WHAT YOU HAVE TO DO.
Rewrite the listing below as a numbered list, from its first line through the line containing "candidate-slot [445, 103, 467, 125]", omitting any blank lines.

START GIVEN DATA

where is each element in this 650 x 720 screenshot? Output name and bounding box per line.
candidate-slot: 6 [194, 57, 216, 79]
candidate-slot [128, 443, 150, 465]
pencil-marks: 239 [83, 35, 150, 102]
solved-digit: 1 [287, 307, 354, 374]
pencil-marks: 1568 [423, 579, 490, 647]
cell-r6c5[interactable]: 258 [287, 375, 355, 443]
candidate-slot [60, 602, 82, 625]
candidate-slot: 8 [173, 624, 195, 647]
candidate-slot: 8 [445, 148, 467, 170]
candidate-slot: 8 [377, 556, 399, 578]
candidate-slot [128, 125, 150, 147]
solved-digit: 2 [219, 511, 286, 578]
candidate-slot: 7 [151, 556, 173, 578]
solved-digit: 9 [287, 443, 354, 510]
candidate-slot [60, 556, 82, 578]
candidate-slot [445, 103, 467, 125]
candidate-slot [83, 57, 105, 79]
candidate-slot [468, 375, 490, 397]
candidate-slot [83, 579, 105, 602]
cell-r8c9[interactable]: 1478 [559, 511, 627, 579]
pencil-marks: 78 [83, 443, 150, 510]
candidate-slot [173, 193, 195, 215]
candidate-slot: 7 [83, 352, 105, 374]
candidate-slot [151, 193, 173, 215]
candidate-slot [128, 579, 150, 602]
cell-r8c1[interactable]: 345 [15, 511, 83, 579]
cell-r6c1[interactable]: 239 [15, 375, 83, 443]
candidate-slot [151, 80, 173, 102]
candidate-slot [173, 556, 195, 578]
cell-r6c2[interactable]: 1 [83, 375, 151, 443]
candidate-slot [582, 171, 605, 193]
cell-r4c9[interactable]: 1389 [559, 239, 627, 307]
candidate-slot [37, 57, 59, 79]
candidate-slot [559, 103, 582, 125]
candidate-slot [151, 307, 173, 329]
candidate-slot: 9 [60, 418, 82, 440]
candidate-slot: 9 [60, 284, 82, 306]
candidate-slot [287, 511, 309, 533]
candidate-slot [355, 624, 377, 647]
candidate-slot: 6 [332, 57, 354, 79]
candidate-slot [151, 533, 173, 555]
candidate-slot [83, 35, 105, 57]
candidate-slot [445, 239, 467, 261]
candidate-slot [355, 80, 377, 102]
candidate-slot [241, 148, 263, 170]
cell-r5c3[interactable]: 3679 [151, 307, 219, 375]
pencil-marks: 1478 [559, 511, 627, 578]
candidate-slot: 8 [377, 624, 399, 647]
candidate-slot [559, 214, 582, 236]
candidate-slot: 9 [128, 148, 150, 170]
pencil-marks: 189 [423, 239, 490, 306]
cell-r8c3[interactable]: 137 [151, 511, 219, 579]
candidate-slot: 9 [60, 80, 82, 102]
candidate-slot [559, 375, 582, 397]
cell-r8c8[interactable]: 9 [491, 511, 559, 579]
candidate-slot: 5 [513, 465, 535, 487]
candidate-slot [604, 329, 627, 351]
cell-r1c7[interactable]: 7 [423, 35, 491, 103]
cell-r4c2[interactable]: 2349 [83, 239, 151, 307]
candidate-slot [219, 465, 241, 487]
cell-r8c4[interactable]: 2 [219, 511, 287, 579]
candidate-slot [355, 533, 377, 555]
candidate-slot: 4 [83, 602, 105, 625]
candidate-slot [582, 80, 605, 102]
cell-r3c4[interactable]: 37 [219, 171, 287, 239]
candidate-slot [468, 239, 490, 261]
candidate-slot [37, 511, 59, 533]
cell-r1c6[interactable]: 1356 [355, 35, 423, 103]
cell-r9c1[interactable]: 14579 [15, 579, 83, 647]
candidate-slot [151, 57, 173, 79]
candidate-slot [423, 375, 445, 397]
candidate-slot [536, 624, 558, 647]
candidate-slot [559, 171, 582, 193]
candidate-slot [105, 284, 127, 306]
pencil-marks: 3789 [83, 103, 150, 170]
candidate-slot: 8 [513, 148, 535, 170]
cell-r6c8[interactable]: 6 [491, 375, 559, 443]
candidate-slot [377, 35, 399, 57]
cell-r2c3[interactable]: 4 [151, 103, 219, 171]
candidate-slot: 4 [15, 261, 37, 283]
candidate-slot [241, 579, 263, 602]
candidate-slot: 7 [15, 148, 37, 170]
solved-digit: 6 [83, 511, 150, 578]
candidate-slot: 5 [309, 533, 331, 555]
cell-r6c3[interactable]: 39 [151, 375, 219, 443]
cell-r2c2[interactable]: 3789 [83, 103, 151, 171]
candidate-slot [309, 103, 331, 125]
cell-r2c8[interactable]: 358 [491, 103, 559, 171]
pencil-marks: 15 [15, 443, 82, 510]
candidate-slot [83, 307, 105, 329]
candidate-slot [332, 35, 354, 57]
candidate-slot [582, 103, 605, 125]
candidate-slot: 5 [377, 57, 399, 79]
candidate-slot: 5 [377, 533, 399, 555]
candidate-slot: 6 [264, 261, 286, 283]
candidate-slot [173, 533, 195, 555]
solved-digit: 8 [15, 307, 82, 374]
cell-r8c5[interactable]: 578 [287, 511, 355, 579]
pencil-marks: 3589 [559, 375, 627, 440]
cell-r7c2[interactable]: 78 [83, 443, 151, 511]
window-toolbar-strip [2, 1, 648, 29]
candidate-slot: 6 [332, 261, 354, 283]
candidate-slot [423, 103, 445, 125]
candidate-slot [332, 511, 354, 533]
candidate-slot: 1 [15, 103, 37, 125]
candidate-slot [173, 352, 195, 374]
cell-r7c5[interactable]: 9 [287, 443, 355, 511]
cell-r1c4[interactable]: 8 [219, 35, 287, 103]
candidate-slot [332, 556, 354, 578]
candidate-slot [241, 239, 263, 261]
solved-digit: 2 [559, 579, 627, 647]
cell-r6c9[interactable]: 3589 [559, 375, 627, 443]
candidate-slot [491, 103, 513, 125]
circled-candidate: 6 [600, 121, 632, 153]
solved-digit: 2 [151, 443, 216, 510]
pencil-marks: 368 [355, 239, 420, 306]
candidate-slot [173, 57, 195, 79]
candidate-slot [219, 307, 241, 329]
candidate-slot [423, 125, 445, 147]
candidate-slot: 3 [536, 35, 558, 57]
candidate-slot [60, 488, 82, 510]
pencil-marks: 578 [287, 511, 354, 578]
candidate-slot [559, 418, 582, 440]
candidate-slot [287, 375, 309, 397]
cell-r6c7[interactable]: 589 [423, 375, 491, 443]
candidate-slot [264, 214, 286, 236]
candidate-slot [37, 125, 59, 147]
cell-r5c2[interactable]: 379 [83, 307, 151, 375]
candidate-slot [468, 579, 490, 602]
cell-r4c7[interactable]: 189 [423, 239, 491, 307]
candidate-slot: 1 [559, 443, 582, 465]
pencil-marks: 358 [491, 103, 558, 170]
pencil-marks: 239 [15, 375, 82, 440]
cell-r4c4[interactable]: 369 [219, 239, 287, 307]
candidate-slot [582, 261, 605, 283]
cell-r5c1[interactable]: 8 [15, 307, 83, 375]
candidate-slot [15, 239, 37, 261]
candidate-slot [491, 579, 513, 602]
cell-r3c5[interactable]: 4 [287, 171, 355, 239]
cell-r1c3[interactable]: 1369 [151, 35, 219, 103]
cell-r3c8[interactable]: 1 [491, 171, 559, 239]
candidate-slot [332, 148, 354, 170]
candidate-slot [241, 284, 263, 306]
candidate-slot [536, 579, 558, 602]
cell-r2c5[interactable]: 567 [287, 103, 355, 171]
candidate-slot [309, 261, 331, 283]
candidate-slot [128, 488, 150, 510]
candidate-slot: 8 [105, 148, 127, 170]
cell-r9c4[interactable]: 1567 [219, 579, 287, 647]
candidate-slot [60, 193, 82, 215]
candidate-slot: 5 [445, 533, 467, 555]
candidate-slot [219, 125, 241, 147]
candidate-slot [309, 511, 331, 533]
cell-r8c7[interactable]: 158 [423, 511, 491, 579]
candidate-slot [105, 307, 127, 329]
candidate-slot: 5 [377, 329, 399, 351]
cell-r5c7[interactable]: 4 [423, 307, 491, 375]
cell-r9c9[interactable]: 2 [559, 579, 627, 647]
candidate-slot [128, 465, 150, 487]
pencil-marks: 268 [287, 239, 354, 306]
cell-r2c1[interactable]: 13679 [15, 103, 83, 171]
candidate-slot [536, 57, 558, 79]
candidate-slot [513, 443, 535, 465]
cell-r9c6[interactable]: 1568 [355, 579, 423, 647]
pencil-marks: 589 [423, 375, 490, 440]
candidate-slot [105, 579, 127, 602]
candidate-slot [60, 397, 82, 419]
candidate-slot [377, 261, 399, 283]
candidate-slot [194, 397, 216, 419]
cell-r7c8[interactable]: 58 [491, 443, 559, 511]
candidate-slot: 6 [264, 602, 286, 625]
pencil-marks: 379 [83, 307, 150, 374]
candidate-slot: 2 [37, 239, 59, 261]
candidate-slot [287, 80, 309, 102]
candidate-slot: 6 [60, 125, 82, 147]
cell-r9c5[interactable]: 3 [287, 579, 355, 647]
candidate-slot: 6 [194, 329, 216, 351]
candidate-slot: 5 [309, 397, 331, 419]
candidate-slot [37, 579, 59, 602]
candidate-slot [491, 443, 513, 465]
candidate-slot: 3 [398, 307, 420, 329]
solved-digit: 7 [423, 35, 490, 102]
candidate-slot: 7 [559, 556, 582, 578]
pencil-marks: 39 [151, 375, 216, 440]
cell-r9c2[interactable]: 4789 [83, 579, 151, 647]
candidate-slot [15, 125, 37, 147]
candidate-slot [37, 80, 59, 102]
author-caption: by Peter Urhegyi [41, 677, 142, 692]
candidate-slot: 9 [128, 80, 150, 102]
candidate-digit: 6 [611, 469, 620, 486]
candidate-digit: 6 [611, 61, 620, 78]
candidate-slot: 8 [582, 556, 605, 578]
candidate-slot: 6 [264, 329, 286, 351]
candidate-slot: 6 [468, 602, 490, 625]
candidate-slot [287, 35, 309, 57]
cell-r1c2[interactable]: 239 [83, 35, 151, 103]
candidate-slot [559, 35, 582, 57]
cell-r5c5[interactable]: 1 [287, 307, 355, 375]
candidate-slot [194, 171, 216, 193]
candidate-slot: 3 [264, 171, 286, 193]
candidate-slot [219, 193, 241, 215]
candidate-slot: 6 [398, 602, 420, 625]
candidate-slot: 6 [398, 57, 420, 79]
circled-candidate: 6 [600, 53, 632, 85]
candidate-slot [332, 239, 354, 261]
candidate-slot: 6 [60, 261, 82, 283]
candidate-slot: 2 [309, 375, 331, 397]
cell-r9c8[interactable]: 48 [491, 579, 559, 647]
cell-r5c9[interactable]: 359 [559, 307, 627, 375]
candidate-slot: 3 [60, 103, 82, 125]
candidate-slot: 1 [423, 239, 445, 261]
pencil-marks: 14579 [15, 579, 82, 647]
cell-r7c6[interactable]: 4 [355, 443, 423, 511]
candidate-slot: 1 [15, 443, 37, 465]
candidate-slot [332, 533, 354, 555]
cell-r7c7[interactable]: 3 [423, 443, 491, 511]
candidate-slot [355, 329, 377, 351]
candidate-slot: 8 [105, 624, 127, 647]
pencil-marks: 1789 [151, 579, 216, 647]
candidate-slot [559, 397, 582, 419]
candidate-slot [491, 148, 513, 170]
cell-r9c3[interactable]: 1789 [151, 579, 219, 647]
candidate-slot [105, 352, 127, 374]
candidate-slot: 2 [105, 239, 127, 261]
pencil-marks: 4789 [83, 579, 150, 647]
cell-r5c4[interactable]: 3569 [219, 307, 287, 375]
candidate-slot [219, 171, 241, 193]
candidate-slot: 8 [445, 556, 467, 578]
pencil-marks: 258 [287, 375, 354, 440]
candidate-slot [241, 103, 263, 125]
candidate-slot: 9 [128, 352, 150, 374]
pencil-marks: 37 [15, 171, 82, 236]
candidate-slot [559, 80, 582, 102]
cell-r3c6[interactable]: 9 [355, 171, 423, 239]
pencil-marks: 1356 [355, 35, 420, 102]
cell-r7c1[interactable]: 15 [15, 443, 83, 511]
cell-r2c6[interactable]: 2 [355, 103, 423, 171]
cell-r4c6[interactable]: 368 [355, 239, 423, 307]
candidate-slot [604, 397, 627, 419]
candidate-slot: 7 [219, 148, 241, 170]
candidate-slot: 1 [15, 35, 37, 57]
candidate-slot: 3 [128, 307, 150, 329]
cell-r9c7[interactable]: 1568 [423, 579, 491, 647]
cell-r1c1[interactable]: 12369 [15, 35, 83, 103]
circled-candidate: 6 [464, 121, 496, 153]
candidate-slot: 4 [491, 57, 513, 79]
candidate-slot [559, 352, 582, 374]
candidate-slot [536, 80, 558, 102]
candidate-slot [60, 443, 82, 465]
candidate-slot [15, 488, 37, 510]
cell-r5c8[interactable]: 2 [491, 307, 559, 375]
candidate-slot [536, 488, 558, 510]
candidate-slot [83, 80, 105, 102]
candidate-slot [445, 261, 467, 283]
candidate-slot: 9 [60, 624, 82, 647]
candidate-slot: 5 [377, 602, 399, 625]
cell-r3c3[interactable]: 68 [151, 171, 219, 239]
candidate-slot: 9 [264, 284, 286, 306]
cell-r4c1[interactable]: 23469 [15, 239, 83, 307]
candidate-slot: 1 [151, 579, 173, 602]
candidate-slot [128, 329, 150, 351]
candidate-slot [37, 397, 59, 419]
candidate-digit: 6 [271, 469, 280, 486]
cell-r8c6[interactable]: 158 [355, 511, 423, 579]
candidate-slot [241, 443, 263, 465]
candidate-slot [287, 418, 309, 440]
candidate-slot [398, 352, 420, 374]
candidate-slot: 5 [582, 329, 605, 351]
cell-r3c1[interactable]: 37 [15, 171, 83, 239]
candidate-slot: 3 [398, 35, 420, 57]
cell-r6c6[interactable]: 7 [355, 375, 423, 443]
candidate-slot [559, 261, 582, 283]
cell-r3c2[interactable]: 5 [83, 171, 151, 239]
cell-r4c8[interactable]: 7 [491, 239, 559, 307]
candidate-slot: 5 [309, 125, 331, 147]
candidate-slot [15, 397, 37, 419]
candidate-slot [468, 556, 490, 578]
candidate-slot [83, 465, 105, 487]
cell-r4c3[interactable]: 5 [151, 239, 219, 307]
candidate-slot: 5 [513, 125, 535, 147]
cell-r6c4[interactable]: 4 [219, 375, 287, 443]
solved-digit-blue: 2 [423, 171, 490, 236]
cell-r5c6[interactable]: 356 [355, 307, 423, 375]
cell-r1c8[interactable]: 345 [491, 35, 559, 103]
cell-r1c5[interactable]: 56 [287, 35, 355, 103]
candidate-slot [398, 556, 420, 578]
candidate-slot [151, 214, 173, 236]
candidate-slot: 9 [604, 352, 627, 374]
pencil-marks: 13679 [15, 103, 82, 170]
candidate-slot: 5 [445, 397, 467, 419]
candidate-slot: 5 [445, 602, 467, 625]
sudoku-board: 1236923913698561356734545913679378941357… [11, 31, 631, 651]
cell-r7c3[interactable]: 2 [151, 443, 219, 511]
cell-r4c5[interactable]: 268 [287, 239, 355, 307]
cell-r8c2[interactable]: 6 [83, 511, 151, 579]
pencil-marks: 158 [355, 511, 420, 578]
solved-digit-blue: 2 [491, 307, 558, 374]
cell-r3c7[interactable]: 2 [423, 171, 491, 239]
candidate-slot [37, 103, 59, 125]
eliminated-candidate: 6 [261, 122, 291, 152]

END GIVEN DATA

COMPLETE RESPONSE.
1. where is each element in this 650 x 720 screenshot? Output name and bounding box per line.
2. candidate-slot: 6 [194, 57, 216, 79]
3. candidate-slot [128, 443, 150, 465]
4. pencil-marks: 239 [83, 35, 150, 102]
5. solved-digit: 1 [287, 307, 354, 374]
6. pencil-marks: 1568 [423, 579, 490, 647]
7. cell-r6c5[interactable]: 258 [287, 375, 355, 443]
8. candidate-slot [60, 602, 82, 625]
9. candidate-slot: 8 [173, 624, 195, 647]
10. candidate-slot: 8 [445, 148, 467, 170]
11. candidate-slot: 8 [377, 556, 399, 578]
12. candidate-slot [128, 125, 150, 147]
13. solved-digit: 2 [219, 511, 286, 578]
14. candidate-slot: 7 [151, 556, 173, 578]
15. solved-digit: 9 [287, 443, 354, 510]
16. candidate-slot [60, 556, 82, 578]
17. candidate-slot [445, 103, 467, 125]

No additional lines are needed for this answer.